▶ [Instructions to follow]: Without the pictures, give the entries below again exactly as written.

▶ [Recorded data]:
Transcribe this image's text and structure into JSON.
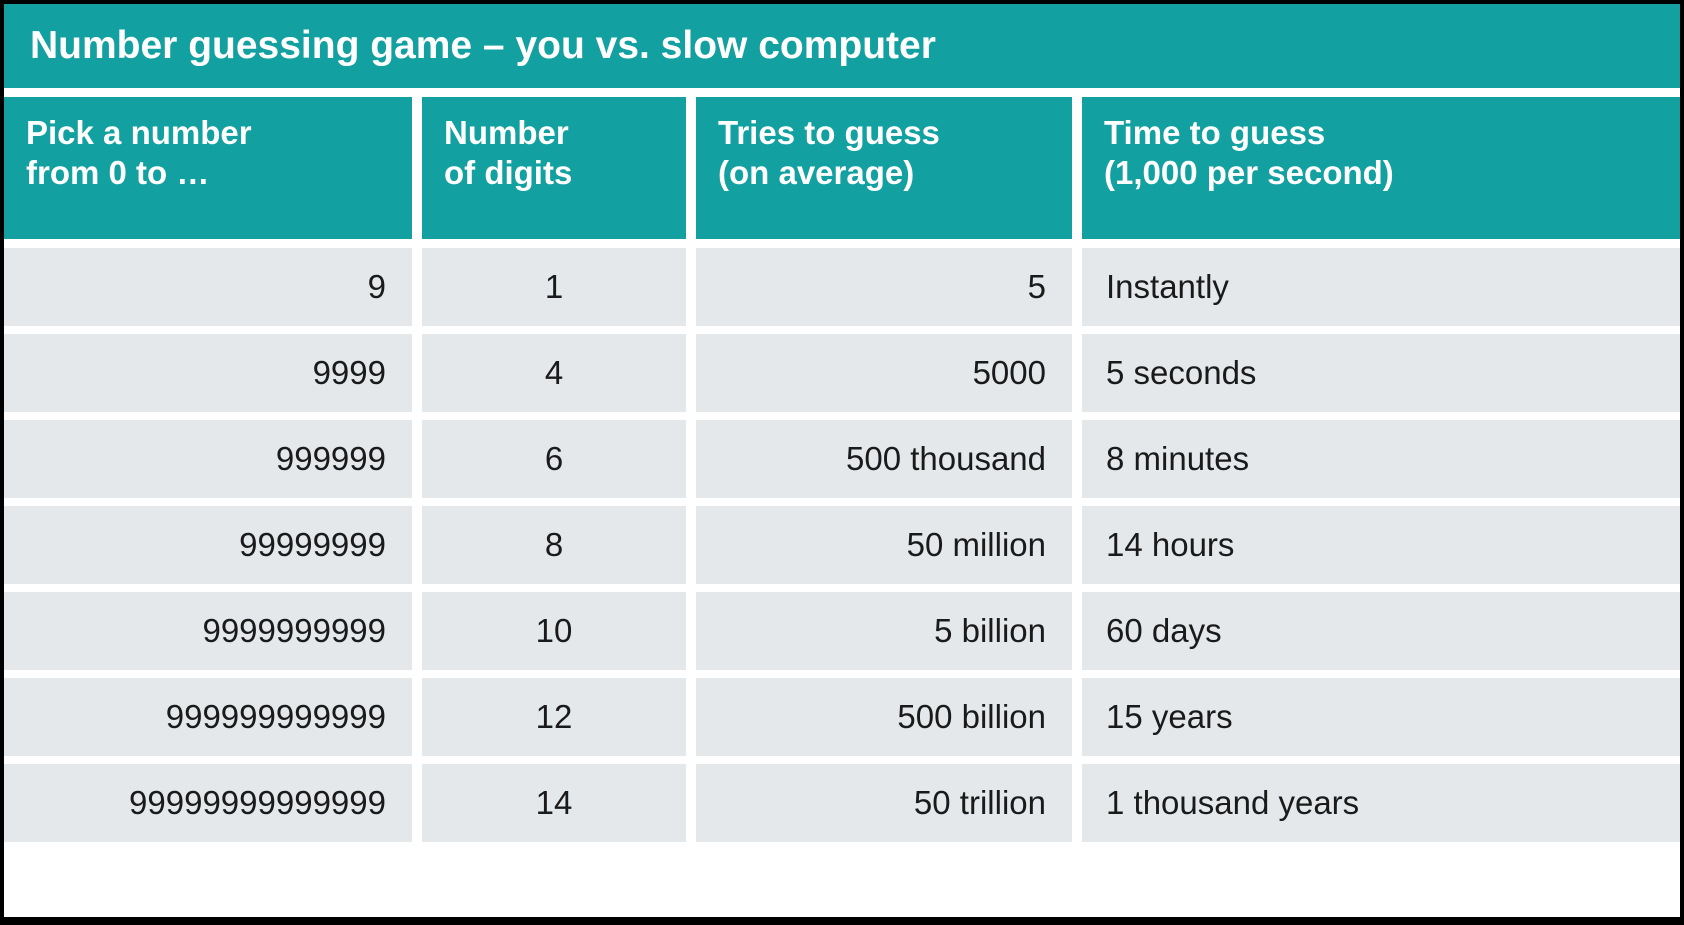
{
  "title": "Number guessing game – you vs. slow computer",
  "colors": {
    "header_teal": "#13a0a0",
    "row_background": "#e4e8eb",
    "header_text": "#ffffff",
    "body_text": "#1a1a1a",
    "frame": "#000000"
  },
  "table": {
    "columns": [
      {
        "line1": "Pick a number",
        "line2": "from 0 to …"
      },
      {
        "line1": "Number",
        "line2": "of digits"
      },
      {
        "line1": "Tries to guess",
        "line2": "(on average)"
      },
      {
        "line1": "Time to guess",
        "line2": "(1,000 per second)"
      }
    ],
    "rows": [
      {
        "max": "9",
        "digits": "1",
        "tries": "5",
        "time": "Instantly"
      },
      {
        "max": "9999",
        "digits": "4",
        "tries": "5000",
        "time": "5 seconds"
      },
      {
        "max": "999999",
        "digits": "6",
        "tries": "500 thousand",
        "time": "8 minutes"
      },
      {
        "max": "99999999",
        "digits": "8",
        "tries": "50 million",
        "time": "14 hours"
      },
      {
        "max": "9999999999",
        "digits": "10",
        "tries": "5 billion",
        "time": "60 days"
      },
      {
        "max": "999999999999",
        "digits": "12",
        "tries": "500 billion",
        "time": "15 years"
      },
      {
        "max": "99999999999999",
        "digits": "14",
        "tries": "50 trillion",
        "time": "1 thousand years"
      }
    ]
  }
}
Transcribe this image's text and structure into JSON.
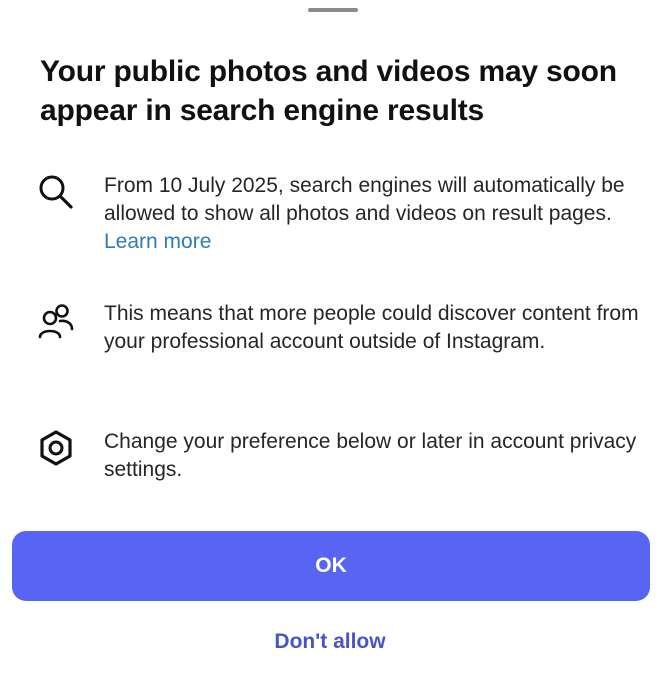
{
  "sheet": {
    "title": "Your public photos and videos may soon appear in search engine results"
  },
  "items": [
    {
      "icon": "search-icon",
      "text": "From 10 July 2025, search engines will automatically be allowed to show all photos and videos on result pages.",
      "link": "Learn more"
    },
    {
      "icon": "people-icon",
      "text": "This means that more people could discover content from your professional account outside of Instagram."
    },
    {
      "icon": "settings-gear-icon",
      "text": "Change your preference below or later in account privacy settings."
    }
  ],
  "actions": {
    "ok_label": "OK",
    "dont_allow_label": "Don't allow"
  },
  "colors": {
    "primary_button": "#5865f2",
    "link": "#2f7bb8",
    "secondary_action": "#4855c4"
  }
}
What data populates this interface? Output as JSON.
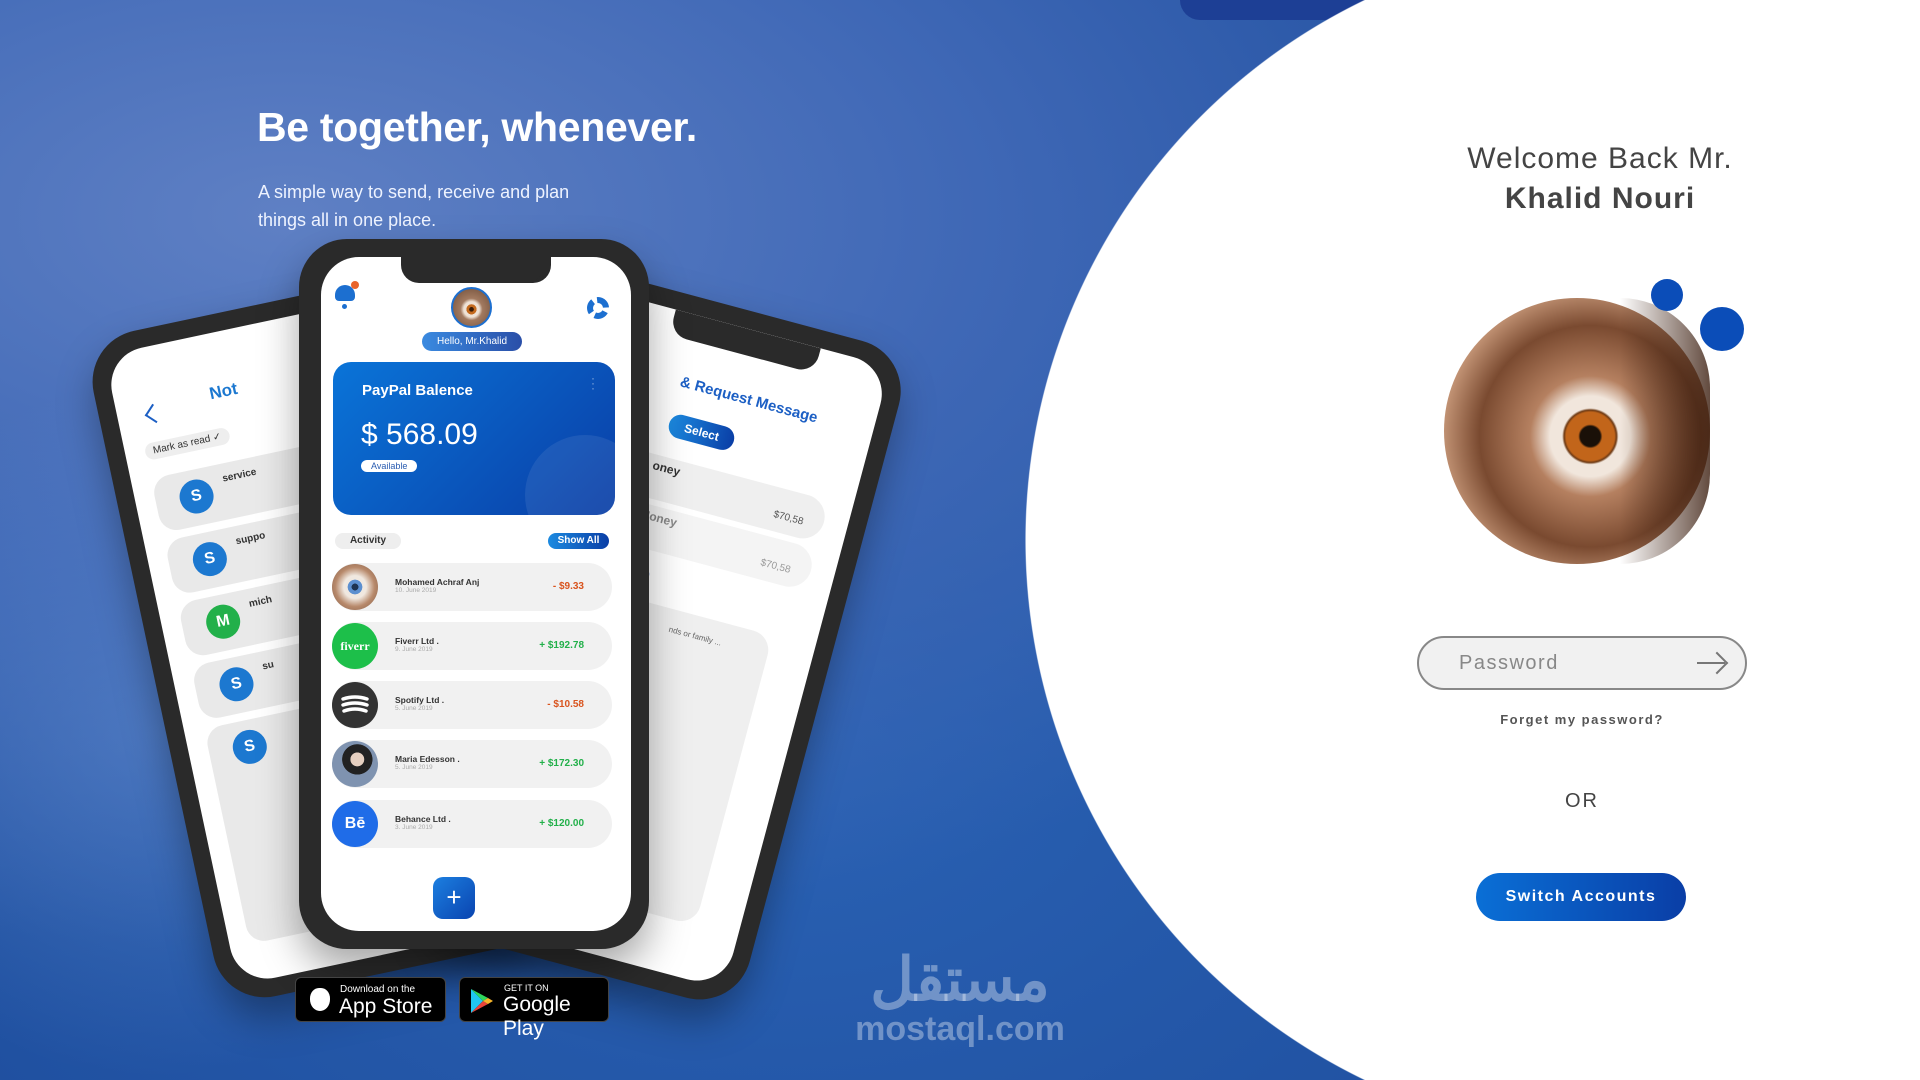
{
  "hero": {
    "title": "Be together, whenever.",
    "subtitle": "A simple way to send, receive and plan things all in one place."
  },
  "login": {
    "welcome": "Welcome Back Mr.",
    "name": "Khalid Nouri",
    "password_placeholder": "Password",
    "forgot": "Forget my password?",
    "or": "OR",
    "switch": "Switch Accounts"
  },
  "colors": {
    "brand": "#0a4fb8",
    "negative": "#d9541e",
    "positive": "#22b04a"
  },
  "main_phone": {
    "greeting": "Hello, Mr.Khalid",
    "card": {
      "title": "PayPal Balence",
      "amount": "$ 568.09",
      "badge": "Available"
    },
    "activity_label": "Activity",
    "show_all": "Show All",
    "transactions": [
      {
        "name": "Mohamed Achraf Anj",
        "date": "10. June 2019",
        "amount": "- $9.33",
        "type": "neg",
        "icon": "eye-photo"
      },
      {
        "name": "Fiverr Ltd .",
        "date": "9. June 2019",
        "amount": "+ $192.78",
        "type": "pos",
        "icon": "fiverr",
        "logo": "fiverr"
      },
      {
        "name": "Spotify Ltd .",
        "date": "5. June 2019",
        "amount": "- $10.58",
        "type": "neg",
        "icon": "spotify"
      },
      {
        "name": "Maria Edesson .",
        "date": "5. June 2019",
        "amount": "+ $172.30",
        "type": "pos",
        "icon": "person-photo"
      },
      {
        "name": "Behance Ltd .",
        "date": "3. June 2019",
        "amount": "+ $120.00",
        "type": "pos",
        "icon": "behance",
        "logo": "Bē"
      }
    ],
    "add": "+"
  },
  "left_phone": {
    "title": "Not",
    "mark_read": "Mark as read ✓",
    "items": [
      {
        "initial": "S",
        "name": "service"
      },
      {
        "initial": "S",
        "name": "suppo"
      },
      {
        "initial": "M",
        "name": "mich"
      },
      {
        "initial": "S",
        "name": "su"
      },
      {
        "initial": "S",
        "name": ""
      }
    ]
  },
  "right_phone": {
    "title": "& Request Message",
    "select": "Select",
    "rows": [
      {
        "label": "oney",
        "amount": "$70,58"
      },
      {
        "label": "Money",
        "amount": "$70,58"
      }
    ],
    "message": "ssage",
    "hint": "nds or family ..."
  },
  "stores": {
    "apple_top": "Download on the",
    "apple_main": "App Store",
    "google_top": "GET IT ON",
    "google_main": "Google Play"
  },
  "watermark": {
    "arabic": "مستقل",
    "latin": "mostaql.com"
  }
}
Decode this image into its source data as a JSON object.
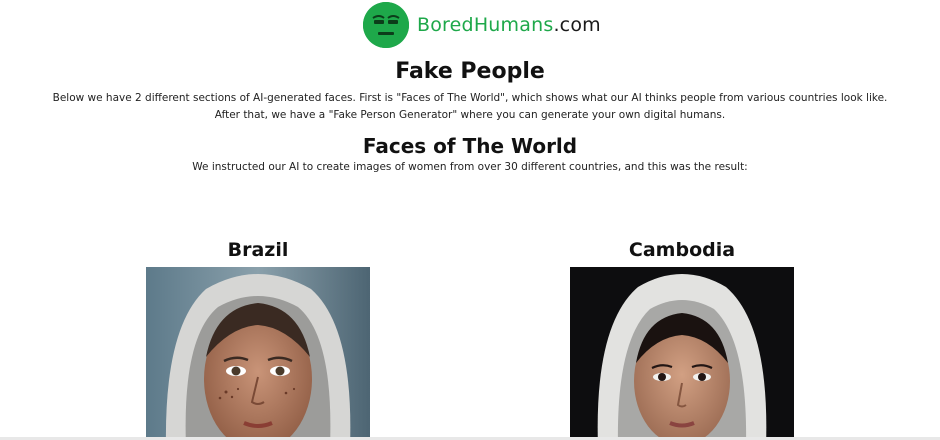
{
  "header": {
    "logo_icon": "smiling-face-icon",
    "brand_first": "Bored",
    "brand_second": "Humans",
    "brand_suffix": ".com",
    "brand_color": "#1ea84a"
  },
  "main": {
    "title": "Fake People",
    "intro_line1": "Below we have 2 different sections of AI-generated faces. First is \"Faces of The World\", which shows what our AI thinks people from various countries look like.",
    "intro_line2": "After that, we have a \"Fake Person Generator\" where you can generate your own digital humans.",
    "section_title": "Faces of The World",
    "section_desc": "We instructed our AI to create images of women from over 30 different countries, and this was the result:"
  },
  "faces": [
    {
      "country": "Brazil"
    },
    {
      "country": "Cambodia"
    }
  ]
}
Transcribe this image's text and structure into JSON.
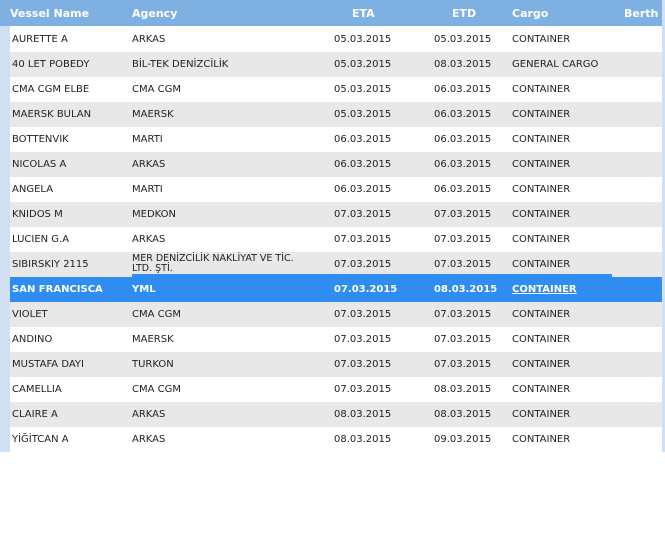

▶ [Task result]:
Transcribe this image's text and structure into JSON.
{
  "title": "Number guessing game – you vs. slow computer",
  "colors": {
    "header_teal": "#13a0a0",
    "row_background": "#e4e8eb",
    "header_text": "#ffffff",
    "body_text": "#1a1a1a",
    "frame": "#000000"
  },
  "table": {
    "columns": [
      {
        "line1": "Pick a number",
        "line2": "from 0 to …"
      },
      {
        "line1": "Number",
        "line2": "of digits"
      },
      {
        "line1": "Tries to guess",
        "line2": "(on average)"
      },
      {
        "line1": "Time to guess",
        "line2": "(1,000 per second)"
      }
    ],
    "rows": [
      {
        "max": "9",
        "digits": "1",
        "tries": "5",
        "time": "Instantly"
      },
      {
        "max": "9999",
        "digits": "4",
        "tries": "5000",
        "time": "5 seconds"
      },
      {
        "max": "999999",
        "digits": "6",
        "tries": "500 thousand",
        "time": "8 minutes"
      },
      {
        "max": "99999999",
        "digits": "8",
        "tries": "50 million",
        "time": "14 hours"
      },
      {
        "max": "9999999999",
        "digits": "10",
        "tries": "5 billion",
        "time": "60 days"
      },
      {
        "max": "999999999999",
        "digits": "12",
        "tries": "500 billion",
        "time": "15 years"
      },
      {
        "max": "99999999999999",
        "digits": "14",
        "tries": "50 trillion",
        "time": "1 thousand years"
      }
    ]
  }
}
Transcribe this image's text and structure into JSON.
{
  "sheet": {
    "title": "Your public photos and videos may soon appear in search engine results"
  },
  "items": [
    {
      "icon": "search-icon",
      "text": "From 10 July 2025, search engines will automatically be allowed to show all photos and videos on result pages.",
      "link": "Learn more"
    },
    {
      "icon": "people-icon",
      "text": "This means that more people could discover content from your professional account outside of Instagram."
    },
    {
      "icon": "settings-gear-icon",
      "text": "Change your preference below or later in account privacy settings."
    }
  ],
  "actions": {
    "ok_label": "OK",
    "dont_allow_label": "Don't allow"
  },
  "colors": {
    "primary_button": "#5865f2",
    "link": "#2f7bb8",
    "secondary_action": "#4855c4"
  }
}
What data populates this interface? Output as JSON.
{
  "hero": {
    "title": "Be together, whenever.",
    "subtitle": "A simple way to send, receive and plan things all in one place."
  },
  "login": {
    "welcome": "Welcome Back Mr.",
    "name": "Khalid Nouri",
    "password_placeholder": "Password",
    "forgot": "Forget my password?",
    "or": "OR",
    "switch": "Switch Accounts"
  },
  "colors": {
    "brand": "#0a4fb8",
    "negative": "#d9541e",
    "positive": "#22b04a"
  },
  "main_phone": {
    "greeting": "Hello, Mr.Khalid",
    "card": {
      "title": "PayPal Balence",
      "amount": "$ 568.09",
      "badge": "Available"
    },
    "activity_label": "Activity",
    "show_all": "Show All",
    "transactions": [
      {
        "name": "Mohamed Achraf Anj",
        "date": "10. June 2019",
        "amount": "- $9.33",
        "type": "neg",
        "icon": "eye-photo"
      },
      {
        "name": "Fiverr Ltd .",
        "date": "9. June 2019",
        "amount": "+ $192.78",
        "type": "pos",
        "icon": "fiverr",
        "logo": "fiverr"
      },
      {
        "name": "Spotify Ltd .",
        "date": "5. June 2019",
        "amount": "- $10.58",
        "type": "neg",
        "icon": "spotify"
      },
      {
        "name": "Maria Edesson .",
        "date": "5. June 2019",
        "amount": "+ $172.30",
        "type": "pos",
        "icon": "person-photo"
      },
      {
        "name": "Behance Ltd .",
        "date": "3. June 2019",
        "amount": "+ $120.00",
        "type": "pos",
        "icon": "behance",
        "logo": "Bē"
      }
    ],
    "add": "+"
  },
  "left_phone": {
    "title": "Not",
    "mark_read": "Mark as read ✓",
    "items": [
      {
        "initial": "S",
        "name": "service"
      },
      {
        "initial": "S",
        "name": "suppo"
      },
      {
        "initial": "M",
        "name": "mich"
      },
      {
        "initial": "S",
        "name": "su"
      },
      {
        "initial": "S",
        "name": ""
      }
    ]
  },
  "right_phone": {
    "title": "& Request Message",
    "select": "Select",
    "rows": [
      {
        "label": "oney",
        "amount": "$70,58"
      },
      {
        "label": "Money",
        "amount": "$70,58"
      }
    ],
    "message": "ssage",
    "hint": "nds or family ..."
  },
  "stores": {
    "apple_top": "Download on the",
    "apple_main": "App Store",
    "google_top": "GET IT ON",
    "google_main": "Google Play"
  },
  "watermark": {
    "arabic": "مستقل",
    "latin": "mostaql.com"
  }
}
Decode this image into its source data as a JSON object.
{
  "header": {
    "logo_icon": "smiling-face-icon",
    "brand_first": "Bored",
    "brand_second": "Humans",
    "brand_suffix": ".com",
    "brand_color": "#1ea84a"
  },
  "main": {
    "title": "Fake People",
    "intro_line1": "Below we have 2 different sections of AI-generated faces. First is \"Faces of The World\", which shows what our AI thinks people from various countries look like.",
    "intro_line2": "After that, we have a \"Fake Person Generator\" where you can generate your own digital humans.",
    "section_title": "Faces of The World",
    "section_desc": "We instructed our AI to create images of women from over 30 different countries, and this was the result:"
  },
  "faces": [
    {
      "country": "Brazil"
    },
    {
      "country": "Cambodia"
    }
  ]
}
Transcribe this image's text and structure into JSON.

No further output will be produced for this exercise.